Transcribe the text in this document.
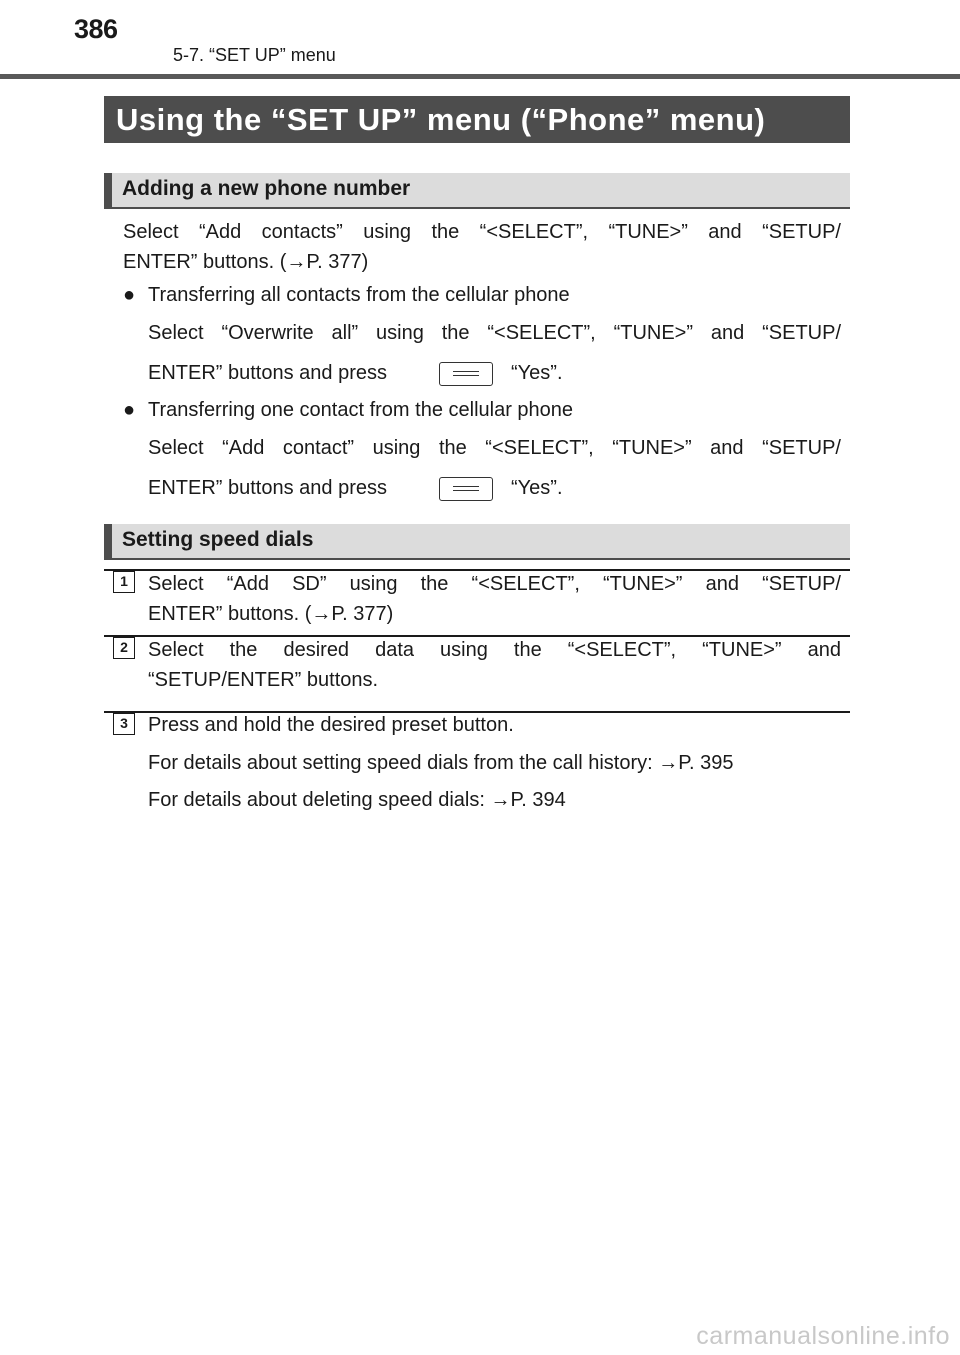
386
5-7. “SET UP” menu
Using the “SET UP” menu (“Phone” menu)
Adding a new phone number
Select “Add contacts” using the “<SELECT”, “TUNE>” and “SETUP/
ENTER” buttons. (→P. 377)
● Transferring all contacts from the cellular phone
Select “Overwrite all” using the “<SELECT”, “TUNE>” and “SETUP/
ENTER” buttons and press	“Yes”.
● Transferring one contact from the cellular phone
Select “Add contact” using the “<SELECT”, “TUNE>” and “SETUP/
ENTER” buttons and press	“Yes”.
Setting speed dials
1	Select “Add SD” using the “<SELECT”, “TUNE>” and “SETUP/
ENTER” buttons. (→P. 377)
2	Select the desired data using the “<SELECT”, “TUNE>” and
“SETUP/ENTER” buttons.
3	Press and hold the desired preset button.
For details about setting speed dials from the call history: →P. 395
For details about deleting speed dials: →P. 394
carmanualsonline.info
-.-.-
Wherever "cellular" shows up in a line, copy that line.

### Written solution
● Transferring all contacts from the cellular phone
● Transferring one contact from the cellular phone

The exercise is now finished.